* Begin *

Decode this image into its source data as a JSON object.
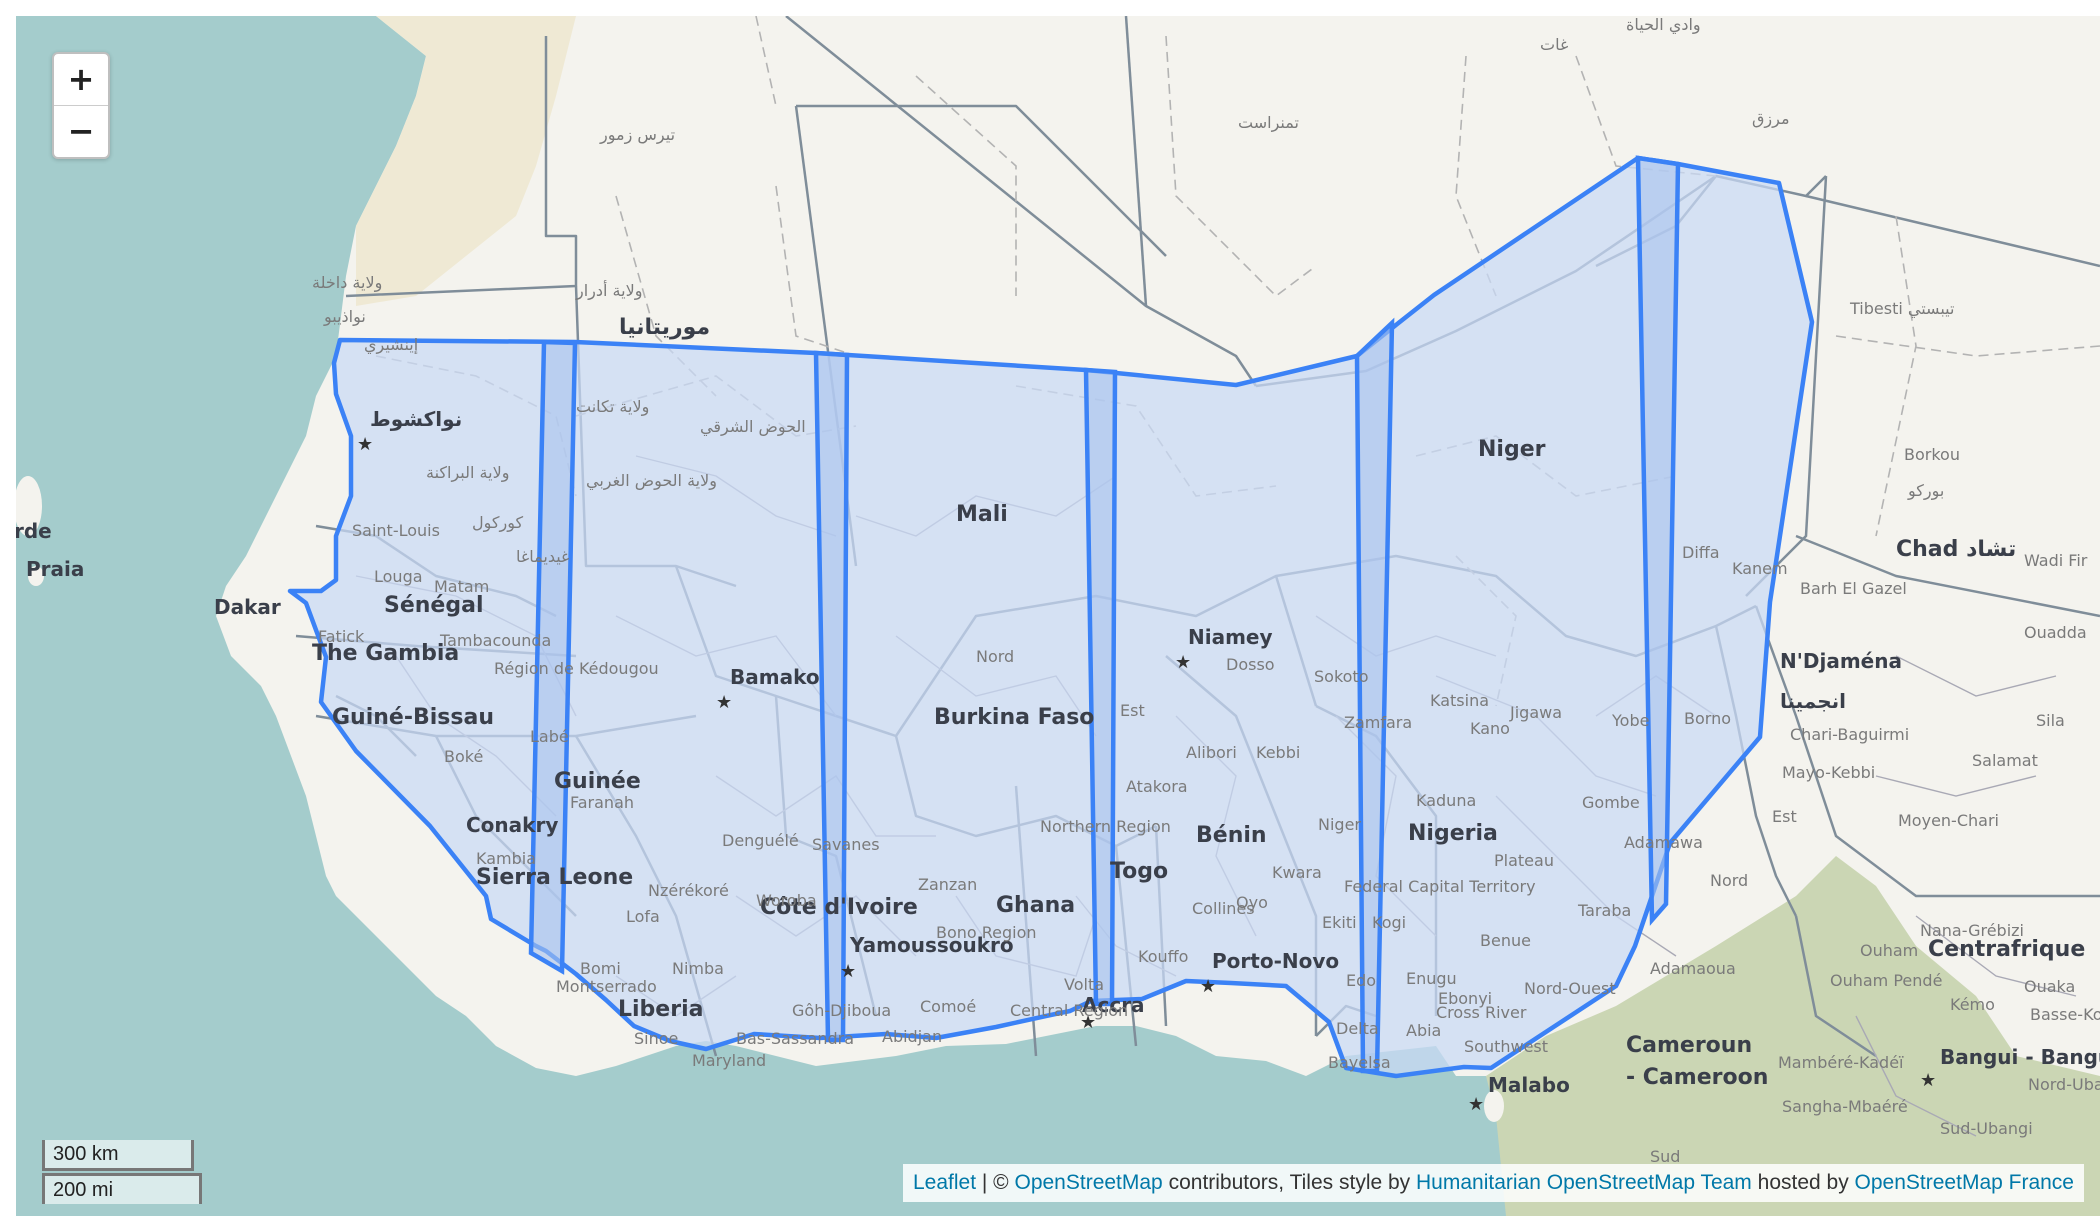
{
  "map": {
    "labels": {
      "mauritania": "موريتانيا",
      "nouakchott": "نواكشوط",
      "mali": "Mali",
      "niger": "Niger",
      "niamey": "Niamey",
      "senegal": "Sénégal",
      "dakar": "Dakar",
      "gambia": "The Gambia",
      "guinea_bissau": "Guiné-Bissau",
      "guinee": "Guinée",
      "conakry": "Conakry",
      "sierra_leone": "Sierra Leone",
      "liberia": "Liberia",
      "cote_divoire": "Côte d'Ivoire",
      "yamoussoukro": "Yamoussoukro",
      "bamako": "Bamako",
      "burkina_faso": "Burkina Faso",
      "ghana": "Ghana",
      "accra": "Accra",
      "togo": "Togo",
      "benin": "Bénin",
      "porto_novo": "Porto-Novo",
      "nigeria": "Nigeria",
      "chad": "Chad تشاد",
      "ndjamena": "N'Djaména",
      "ndjamena_ar": "انجمينا",
      "cameroun": "Cameroun",
      "cameroon": "- Cameroon",
      "malabo": "Malabo",
      "centrafrique": "Centrafrique",
      "bangui": "Bangui - Bangui",
      "cabo_verde": "rde",
      "praia": "Praia",
      "tamanrasset": "تمنراست",
      "tiris_zemmour": "تيرس زمور",
      "adrar": "ولاية أدرار",
      "dakhla": "ولاية داخلة",
      "hodh_chargui": "الحوض الشرقي",
      "hodh_gharbi": "ولاية الحوض الغربي",
      "tagant": "ولاية تكانت",
      "trarza": "ولاية البراكنة",
      "murzuq": "مرزق",
      "ghat": "غات",
      "wadi_hayat": "وادي الحياة",
      "tibesti": "Tibesti تيبستي",
      "borkou": "Borkou",
      "borkou_ar": "بوركو",
      "kanem": "Kanem",
      "bahr_el_gazel": "Barh El Gazel",
      "wadi_fira": "Wadi Fir",
      "ouaddai": "Ouadda",
      "salamat": "Salamat",
      "sila": "Sila",
      "moyen_chari": "Moyen-Chari",
      "mayo_kebbi": "Mayo-Kebbi",
      "chari_baguirmi": "Chari-Baguirmi",
      "nana_grebizi": "Nana-Grébizi",
      "ouham": "Ouham",
      "ouham_pende": "Ouham Pendé",
      "kemo": "Kémo",
      "ouaka": "Ouaka",
      "mambere_kadei": "Mambéré-Kadéï",
      "sangha_mbaere": "Sangha-Mbaéré",
      "sud_ubangi": "Sud-Ubangi",
      "nord_ubangi": "Nord-Ubangi",
      "basse_kotto": "Basse-Kotto",
      "adamaoua": "Adamaoua",
      "nord_ouest": "Nord-Ouest",
      "nord": "Nord",
      "sud": "Sud",
      "est_cameroun": "Est",
      "diffa": "Diffa",
      "dosso": "Dosso",
      "sokoto": "Sokoto",
      "zamfara": "Zamfara",
      "katsina": "Katsina",
      "jigawa": "Jigawa",
      "kano": "Kano",
      "yobe": "Yobe",
      "borno": "Borno",
      "kebbi": "Kebbi",
      "alibori": "Alibori",
      "atakora": "Atakora",
      "kaduna": "Kaduna",
      "gombe": "Gombe",
      "adamawa": "Adamawa",
      "plateau": "Plateau",
      "federal": "Federal Capital Territory",
      "niger_state": "Niger",
      "kwara": "Kwara",
      "oyo": "Oyo",
      "kogi": "Kogi",
      "ekiti": "Ekiti",
      "benue": "Benue",
      "taraba": "Taraba",
      "enugu": "Enugu",
      "ebonyi": "Ebonyi",
      "cross_river": "Cross River",
      "abia": "Abia",
      "collines": "Collines",
      "kouffo": "Kouffo",
      "edo": "Edo",
      "delta": "Delta",
      "bayelsa": "Bayelsa",
      "southwest": "Southwest",
      "est_bf": "Est",
      "nord_bf": "Nord",
      "northern": "Northern Region",
      "volta": "Volta",
      "central": "Central Region",
      "bono": "Bono Region",
      "zanzan": "Zanzan",
      "savanes": "Savanes",
      "woroba": "Woroba",
      "denguele": "Denguélé",
      "comoe": "Comoé",
      "goh": "Gôh-Djiboua",
      "bas_sassandra": "Bas-Sassandra",
      "abidjan": "Abidjan",
      "nimba": "Nimba",
      "montserrado": "Montserrado",
      "sinoe": "Sinoe",
      "maryland": "Maryland",
      "lofa": "Lofa",
      "bomi": "Bomi",
      "nzerekore": "Nzérékoré",
      "faranah": "Faranah",
      "labe": "Labé",
      "boke": "Boké",
      "kambia": "Kambia",
      "kedougou": "Région de Kédougou",
      "tambacounda": "Tambacounda",
      "matam": "Matam",
      "louga": "Louga",
      "saint_louis": "Saint-Louis",
      "fatick": "Fatick",
      "tagant_ar": "كوركول",
      "guidimaka": "غيديماغا",
      "nouadhibou": "نواذيبو",
      "inchiri": "إينشيري",
      "sokoto2": "Sokoto"
    }
  },
  "zoom": {
    "in_label": "+",
    "out_label": "−"
  },
  "scale": {
    "km": "300 km",
    "mi": "200 mi"
  },
  "attribution": {
    "leaflet": "Leaflet",
    "sep": " | © ",
    "osm": "OpenStreetMap",
    "text1": " contributors, Tiles style by ",
    "hot": "Humanitarian OpenStreetMap Team",
    "text2": " hosted by ",
    "osmfr": "OpenStreetMap France"
  },
  "colors": {
    "ocean": "#a4cccc",
    "land_sahara": "#f3efe4",
    "land_sahel": "#f4f3ee",
    "land_green": "#c9d4b2",
    "polygon_stroke": "#3b82f6",
    "polygon_fill": "#c9d9f5",
    "overlap_fill": "#a9c3ee"
  }
}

* End *

#### [EXERCISE]
Give an exact reproduction of every line, leaving out any picture.

#### [RESPONSE]
Decode this image into its source data as a JSON object.
{
  "map": {
    "labels": {
      "mauritania": "موريتانيا",
      "nouakchott": "نواكشوط",
      "mali": "Mali",
      "niger": "Niger",
      "niamey": "Niamey",
      "senegal": "Sénégal",
      "dakar": "Dakar",
      "gambia": "The Gambia",
      "guinea_bissau": "Guiné-Bissau",
      "guinee": "Guinée",
      "conakry": "Conakry",
      "sierra_leone": "Sierra Leone",
      "liberia": "Liberia",
      "cote_divoire": "Côte d'Ivoire",
      "yamoussoukro": "Yamoussoukro",
      "bamako": "Bamako",
      "burkina_faso": "Burkina Faso",
      "ghana": "Ghana",
      "accra": "Accra",
      "togo": "Togo",
      "benin": "Bénin",
      "porto_novo": "Porto-Novo",
      "nigeria": "Nigeria",
      "chad": "Chad تشاد",
      "ndjamena": "N'Djaména",
      "ndjamena_ar": "انجمينا",
      "cameroun": "Cameroun",
      "cameroon": "- Cameroon",
      "malabo": "Malabo",
      "centrafrique": "Centrafrique",
      "bangui": "Bangui - Bangui",
      "cabo_verde": "rde",
      "praia": "Praia",
      "tamanrasset": "تمنراست",
      "tiris_zemmour": "تيرس زمور",
      "adrar": "ولاية أدرار",
      "dakhla": "ولاية داخلة",
      "hodh_chargui": "الحوض الشرقي",
      "hodh_gharbi": "ولاية الحوض الغربي",
      "tagant": "ولاية تكانت",
      "trarza": "ولاية البراكنة",
      "murzuq": "مرزق",
      "ghat": "غات",
      "wadi_hayat": "وادي الحياة",
      "tibesti": "Tibesti تيبستي",
      "borkou": "Borkou",
      "borkou_ar": "بوركو",
      "kanem": "Kanem",
      "bahr_el_gazel": "Barh El Gazel",
      "wadi_fira": "Wadi Fir",
      "ouaddai": "Ouadda",
      "salamat": "Salamat",
      "sila": "Sila",
      "moyen_chari": "Moyen-Chari",
      "mayo_kebbi": "Mayo-Kebbi",
      "chari_baguirmi": "Chari-Baguirmi",
      "nana_grebizi": "Nana-Grébizi",
      "ouham": "Ouham",
      "ouham_pende": "Ouham Pendé",
      "kemo": "Kémo",
      "ouaka": "Ouaka",
      "mambere_kadei": "Mambéré-Kadéï",
      "sangha_mbaere": "Sangha-Mbaéré",
      "sud_ubangi": "Sud-Ubangi",
      "nord_ubangi": "Nord-Ubangi",
      "basse_kotto": "Basse-Kotto",
      "adamaoua": "Adamaoua",
      "nord_ouest": "Nord-Ouest",
      "nord": "Nord",
      "sud": "Sud",
      "est_cameroun": "Est",
      "diffa": "Diffa",
      "dosso": "Dosso",
      "sokoto": "Sokoto",
      "zamfara": "Zamfara",
      "katsina": "Katsina",
      "jigawa": "Jigawa",
      "kano": "Kano",
      "yobe": "Yobe",
      "borno": "Borno",
      "kebbi": "Kebbi",
      "alibori": "Alibori",
      "atakora": "Atakora",
      "kaduna": "Kaduna",
      "gombe": "Gombe",
      "adamawa": "Adamawa",
      "plateau": "Plateau",
      "federal": "Federal Capital Territory",
      "niger_state": "Niger",
      "kwara": "Kwara",
      "oyo": "Oyo",
      "kogi": "Kogi",
      "ekiti": "Ekiti",
      "benue": "Benue",
      "taraba": "Taraba",
      "enugu": "Enugu",
      "ebonyi": "Ebonyi",
      "cross_river": "Cross River",
      "abia": "Abia",
      "collines": "Collines",
      "kouffo": "Kouffo",
      "edo": "Edo",
      "delta": "Delta",
      "bayelsa": "Bayelsa",
      "southwest": "Southwest",
      "est_bf": "Est",
      "nord_bf": "Nord",
      "northern": "Northern Region",
      "volta": "Volta",
      "central": "Central Region",
      "bono": "Bono Region",
      "zanzan": "Zanzan",
      "savanes": "Savanes",
      "woroba": "Woroba",
      "denguele": "Denguélé",
      "comoe": "Comoé",
      "goh": "Gôh-Djiboua",
      "bas_sassandra": "Bas-Sassandra",
      "abidjan": "Abidjan",
      "nimba": "Nimba",
      "montserrado": "Montserrado",
      "sinoe": "Sinoe",
      "maryland": "Maryland",
      "lofa": "Lofa",
      "bomi": "Bomi",
      "nzerekore": "Nzérékoré",
      "faranah": "Faranah",
      "labe": "Labé",
      "boke": "Boké",
      "kambia": "Kambia",
      "kedougou": "Région de Kédougou",
      "tambacounda": "Tambacounda",
      "matam": "Matam",
      "louga": "Louga",
      "saint_louis": "Saint-Louis",
      "fatick": "Fatick",
      "tagant_ar": "كوركول",
      "guidimaka": "غيديماغا",
      "nouadhibou": "نواذيبو",
      "inchiri": "إينشيري",
      "sokoto2": "Sokoto"
    }
  },
  "zoom": {
    "in_label": "+",
    "out_label": "−"
  },
  "scale": {
    "km": "300 km",
    "mi": "200 mi"
  },
  "attribution": {
    "leaflet": "Leaflet",
    "sep": " | © ",
    "osm": "OpenStreetMap",
    "text1": " contributors, Tiles style by ",
    "hot": "Humanitarian OpenStreetMap Team",
    "text2": " hosted by ",
    "osmfr": "OpenStreetMap France"
  },
  "colors": {
    "ocean": "#a4cccc",
    "land_sahara": "#f3efe4",
    "land_sahel": "#f4f3ee",
    "land_green": "#c9d4b2",
    "polygon_stroke": "#3b82f6",
    "polygon_fill": "#c9d9f5",
    "overlap_fill": "#a9c3ee"
  }
}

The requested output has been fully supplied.